- [GIVEN EXERCISE]:
Out of the lines below, please list those that hold the string "placerat".

[Collected data]
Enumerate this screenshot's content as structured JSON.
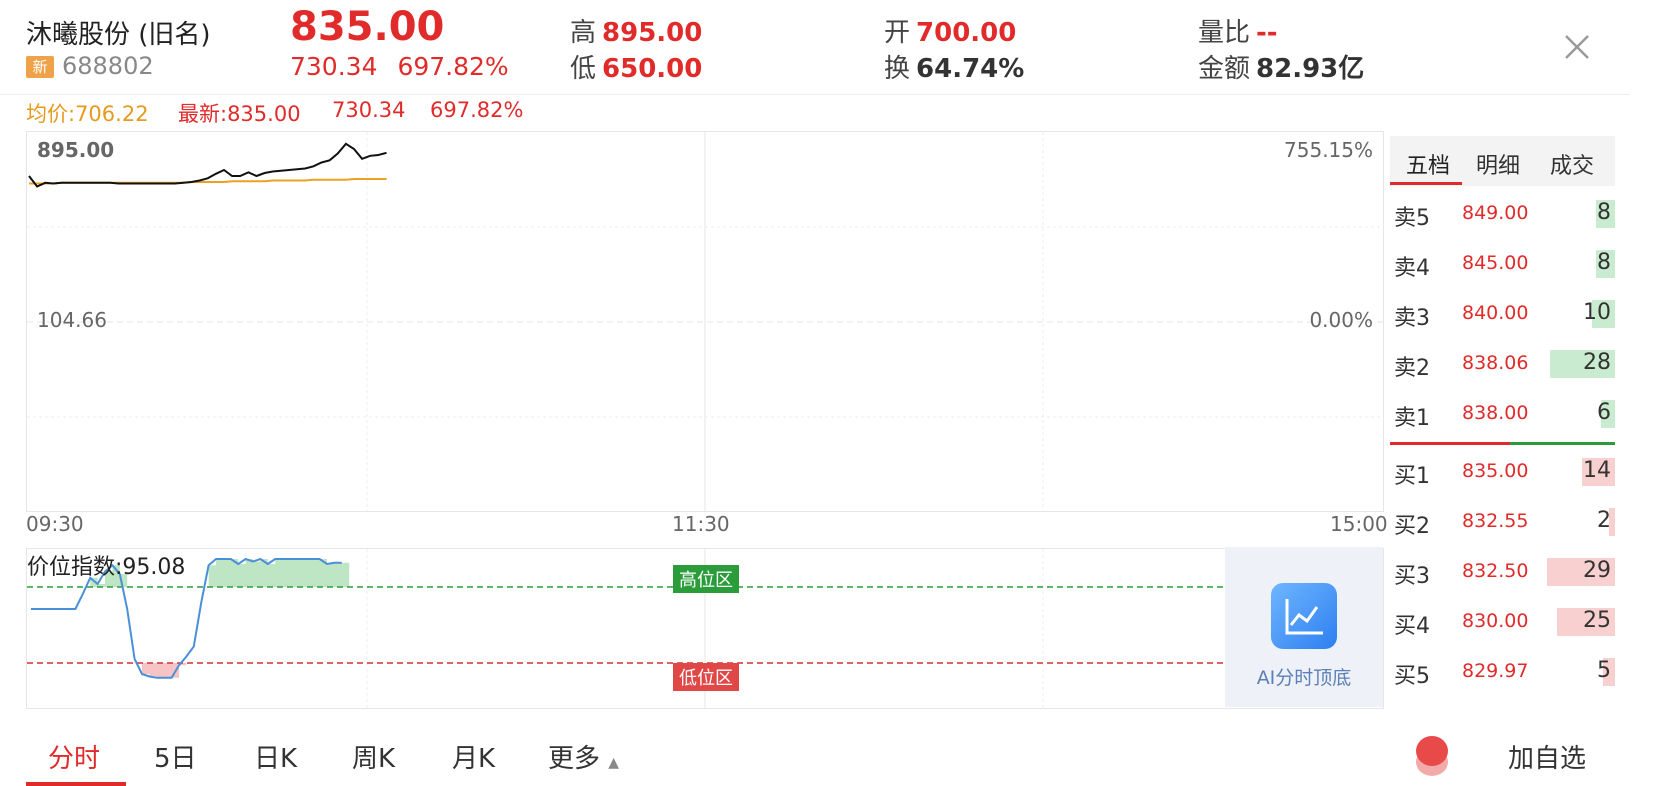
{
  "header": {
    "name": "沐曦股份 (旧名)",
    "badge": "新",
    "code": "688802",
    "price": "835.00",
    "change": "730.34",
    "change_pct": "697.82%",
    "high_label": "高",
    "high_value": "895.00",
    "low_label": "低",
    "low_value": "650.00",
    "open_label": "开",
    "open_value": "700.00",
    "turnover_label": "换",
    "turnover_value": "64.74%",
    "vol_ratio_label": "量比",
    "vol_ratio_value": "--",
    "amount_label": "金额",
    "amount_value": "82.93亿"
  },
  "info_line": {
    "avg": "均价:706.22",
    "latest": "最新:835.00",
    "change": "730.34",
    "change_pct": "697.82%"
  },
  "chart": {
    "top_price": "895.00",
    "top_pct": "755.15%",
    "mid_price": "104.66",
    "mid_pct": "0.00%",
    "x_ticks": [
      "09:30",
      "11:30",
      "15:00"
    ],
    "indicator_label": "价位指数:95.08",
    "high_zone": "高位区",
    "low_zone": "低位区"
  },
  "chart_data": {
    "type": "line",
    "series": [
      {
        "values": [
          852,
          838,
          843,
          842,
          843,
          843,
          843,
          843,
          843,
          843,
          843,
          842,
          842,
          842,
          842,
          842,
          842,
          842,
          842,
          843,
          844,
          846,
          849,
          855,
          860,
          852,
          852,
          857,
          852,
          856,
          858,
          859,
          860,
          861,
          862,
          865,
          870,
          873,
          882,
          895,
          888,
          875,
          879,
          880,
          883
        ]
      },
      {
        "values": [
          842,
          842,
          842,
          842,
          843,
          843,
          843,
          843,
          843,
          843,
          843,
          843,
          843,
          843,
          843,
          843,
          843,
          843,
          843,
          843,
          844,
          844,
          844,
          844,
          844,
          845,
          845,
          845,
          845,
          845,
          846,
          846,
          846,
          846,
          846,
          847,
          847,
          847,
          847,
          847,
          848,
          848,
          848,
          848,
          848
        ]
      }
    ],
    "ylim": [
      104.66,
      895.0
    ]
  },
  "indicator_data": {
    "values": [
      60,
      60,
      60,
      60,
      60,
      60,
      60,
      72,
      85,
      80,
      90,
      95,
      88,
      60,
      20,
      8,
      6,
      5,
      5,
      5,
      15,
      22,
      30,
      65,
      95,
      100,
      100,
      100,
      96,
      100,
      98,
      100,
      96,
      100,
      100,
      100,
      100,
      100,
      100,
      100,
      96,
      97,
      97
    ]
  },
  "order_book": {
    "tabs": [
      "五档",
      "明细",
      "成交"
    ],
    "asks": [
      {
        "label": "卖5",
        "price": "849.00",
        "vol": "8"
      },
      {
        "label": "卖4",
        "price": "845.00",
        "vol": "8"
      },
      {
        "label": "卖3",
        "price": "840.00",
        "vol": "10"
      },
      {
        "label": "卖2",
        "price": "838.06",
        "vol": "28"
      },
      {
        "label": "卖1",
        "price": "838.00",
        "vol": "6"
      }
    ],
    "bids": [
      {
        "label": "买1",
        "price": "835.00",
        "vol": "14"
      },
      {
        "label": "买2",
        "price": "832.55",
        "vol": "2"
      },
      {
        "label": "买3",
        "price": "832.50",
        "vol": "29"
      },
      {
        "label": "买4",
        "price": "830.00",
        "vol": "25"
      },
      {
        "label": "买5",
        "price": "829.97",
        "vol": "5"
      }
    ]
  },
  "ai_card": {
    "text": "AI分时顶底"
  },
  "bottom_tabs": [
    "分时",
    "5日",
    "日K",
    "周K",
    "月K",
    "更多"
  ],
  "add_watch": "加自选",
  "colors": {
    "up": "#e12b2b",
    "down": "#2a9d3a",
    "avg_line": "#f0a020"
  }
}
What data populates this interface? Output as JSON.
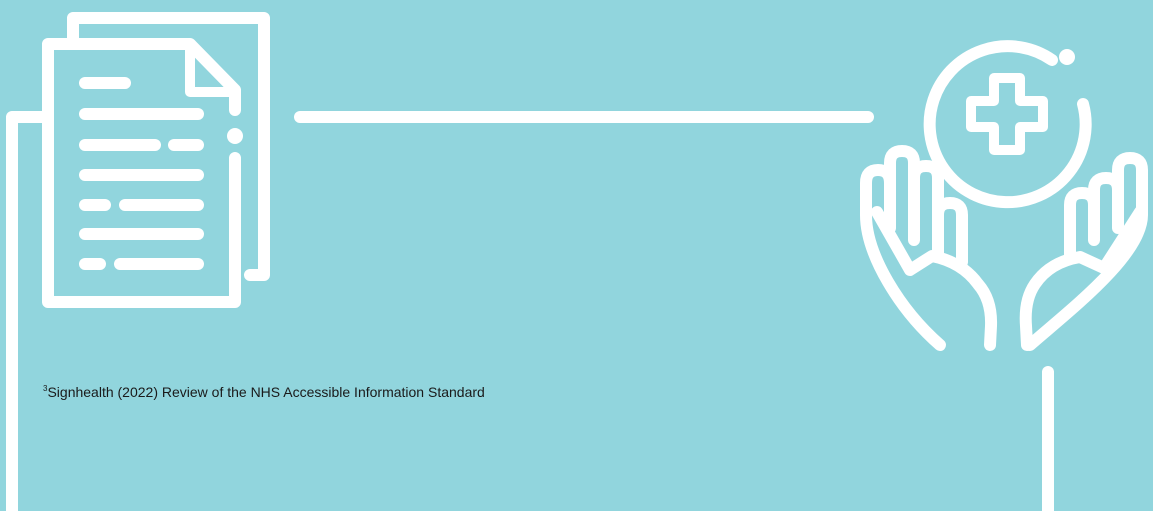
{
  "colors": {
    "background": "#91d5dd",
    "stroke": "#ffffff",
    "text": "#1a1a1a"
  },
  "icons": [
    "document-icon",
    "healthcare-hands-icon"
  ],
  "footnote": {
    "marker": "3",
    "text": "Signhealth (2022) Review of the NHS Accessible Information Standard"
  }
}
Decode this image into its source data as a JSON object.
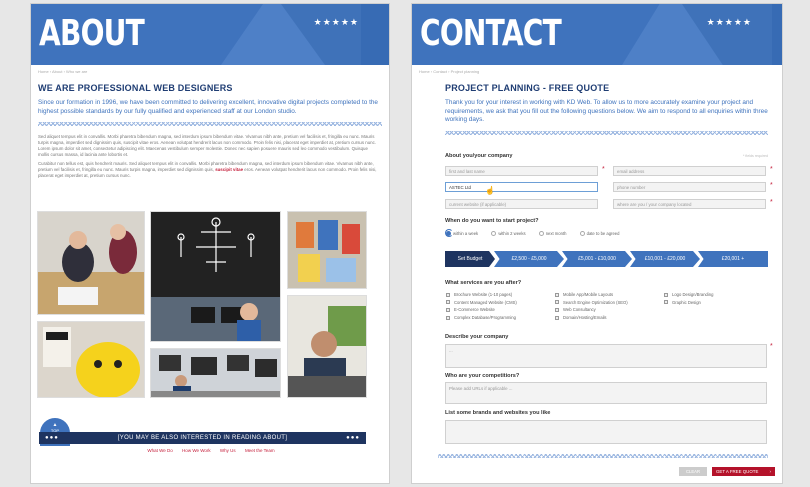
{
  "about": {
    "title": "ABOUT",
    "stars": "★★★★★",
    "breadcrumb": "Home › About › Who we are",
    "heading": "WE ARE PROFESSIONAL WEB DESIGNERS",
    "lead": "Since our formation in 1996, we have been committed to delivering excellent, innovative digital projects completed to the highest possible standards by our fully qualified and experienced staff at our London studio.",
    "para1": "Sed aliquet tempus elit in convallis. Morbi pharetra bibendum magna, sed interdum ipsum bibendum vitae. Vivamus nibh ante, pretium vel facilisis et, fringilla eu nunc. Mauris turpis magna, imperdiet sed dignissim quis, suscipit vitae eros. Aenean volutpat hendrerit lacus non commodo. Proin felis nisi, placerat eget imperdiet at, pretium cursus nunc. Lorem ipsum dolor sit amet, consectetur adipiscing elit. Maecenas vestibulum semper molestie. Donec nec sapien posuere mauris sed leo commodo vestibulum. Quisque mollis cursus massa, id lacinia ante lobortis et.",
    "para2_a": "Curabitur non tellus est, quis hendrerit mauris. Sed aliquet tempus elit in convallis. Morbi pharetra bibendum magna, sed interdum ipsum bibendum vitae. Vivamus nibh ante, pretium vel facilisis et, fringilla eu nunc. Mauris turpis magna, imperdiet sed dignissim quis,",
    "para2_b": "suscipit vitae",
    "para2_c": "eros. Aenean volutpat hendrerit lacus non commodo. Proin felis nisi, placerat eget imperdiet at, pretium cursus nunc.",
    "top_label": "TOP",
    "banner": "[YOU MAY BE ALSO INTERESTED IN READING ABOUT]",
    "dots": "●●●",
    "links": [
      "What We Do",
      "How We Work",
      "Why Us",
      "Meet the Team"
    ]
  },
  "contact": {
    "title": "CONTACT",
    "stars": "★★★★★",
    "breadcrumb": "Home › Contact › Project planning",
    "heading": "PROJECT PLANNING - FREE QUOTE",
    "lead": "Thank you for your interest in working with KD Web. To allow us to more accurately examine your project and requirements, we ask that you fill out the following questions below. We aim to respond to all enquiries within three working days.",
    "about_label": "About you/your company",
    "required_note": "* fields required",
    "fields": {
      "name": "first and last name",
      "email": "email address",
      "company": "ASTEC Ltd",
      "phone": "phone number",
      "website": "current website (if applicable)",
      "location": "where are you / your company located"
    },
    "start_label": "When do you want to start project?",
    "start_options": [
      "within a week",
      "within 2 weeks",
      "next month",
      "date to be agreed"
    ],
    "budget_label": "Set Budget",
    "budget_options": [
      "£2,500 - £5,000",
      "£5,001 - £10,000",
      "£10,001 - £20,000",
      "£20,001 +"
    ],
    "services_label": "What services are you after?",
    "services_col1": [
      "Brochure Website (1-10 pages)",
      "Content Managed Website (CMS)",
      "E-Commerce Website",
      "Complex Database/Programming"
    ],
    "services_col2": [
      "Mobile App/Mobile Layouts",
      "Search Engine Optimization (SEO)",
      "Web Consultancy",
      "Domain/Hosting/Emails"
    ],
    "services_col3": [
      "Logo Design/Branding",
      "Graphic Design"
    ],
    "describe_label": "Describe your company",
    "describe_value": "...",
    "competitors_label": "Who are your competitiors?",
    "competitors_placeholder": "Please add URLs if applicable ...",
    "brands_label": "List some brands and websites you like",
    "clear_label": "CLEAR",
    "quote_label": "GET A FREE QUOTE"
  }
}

--

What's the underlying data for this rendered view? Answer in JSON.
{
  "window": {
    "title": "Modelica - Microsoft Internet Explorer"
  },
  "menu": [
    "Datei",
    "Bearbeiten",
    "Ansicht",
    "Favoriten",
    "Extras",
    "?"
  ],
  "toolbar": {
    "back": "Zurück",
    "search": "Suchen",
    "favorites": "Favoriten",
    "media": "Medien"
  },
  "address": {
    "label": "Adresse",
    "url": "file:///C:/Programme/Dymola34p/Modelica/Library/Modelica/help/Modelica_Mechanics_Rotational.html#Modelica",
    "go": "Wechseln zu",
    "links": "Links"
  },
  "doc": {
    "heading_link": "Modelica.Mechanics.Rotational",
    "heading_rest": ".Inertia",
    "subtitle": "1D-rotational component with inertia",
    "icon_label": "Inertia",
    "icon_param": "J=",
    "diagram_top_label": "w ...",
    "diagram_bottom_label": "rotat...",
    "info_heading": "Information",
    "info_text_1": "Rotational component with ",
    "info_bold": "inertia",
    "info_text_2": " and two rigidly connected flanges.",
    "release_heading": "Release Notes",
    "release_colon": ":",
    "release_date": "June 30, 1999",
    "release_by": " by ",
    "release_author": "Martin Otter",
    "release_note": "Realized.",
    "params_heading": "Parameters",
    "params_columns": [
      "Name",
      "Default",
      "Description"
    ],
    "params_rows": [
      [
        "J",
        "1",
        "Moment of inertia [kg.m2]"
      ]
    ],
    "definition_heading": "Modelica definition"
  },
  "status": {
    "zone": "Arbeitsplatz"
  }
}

- [EXERCISE RESULT]:
    "para1": "Sed aliquet tempus elit in convallis. Morbi pharetra bibendum magna, sed interdum ipsum bibendum vitae. Vivamus nibh ante, pretium vel facilisis et, fringilla eu nunc. Mauris turpis magna, imperdiet sed dignissim quis, suscipit vitae eros. Aenean volutpat hendrerit lacus non commodo. Proin felis nisi, placerat eget imperdiet at, pretium cursus nunc. Lorem ipsum dolor sit amet, consectetur adipiscing elit. Maecenas vestibulum semper molestie. Donec nec sapien posuere mauris sed leo commodo vestibulum. Quisque mollis cursus massa, id lacinia ante lobortis et.",
    "para2_c": "eros. Aenean volutpat hendrerit lacus non commodo. Proin felis nisi, placerat eget imperdiet at, pretium cursus nunc.",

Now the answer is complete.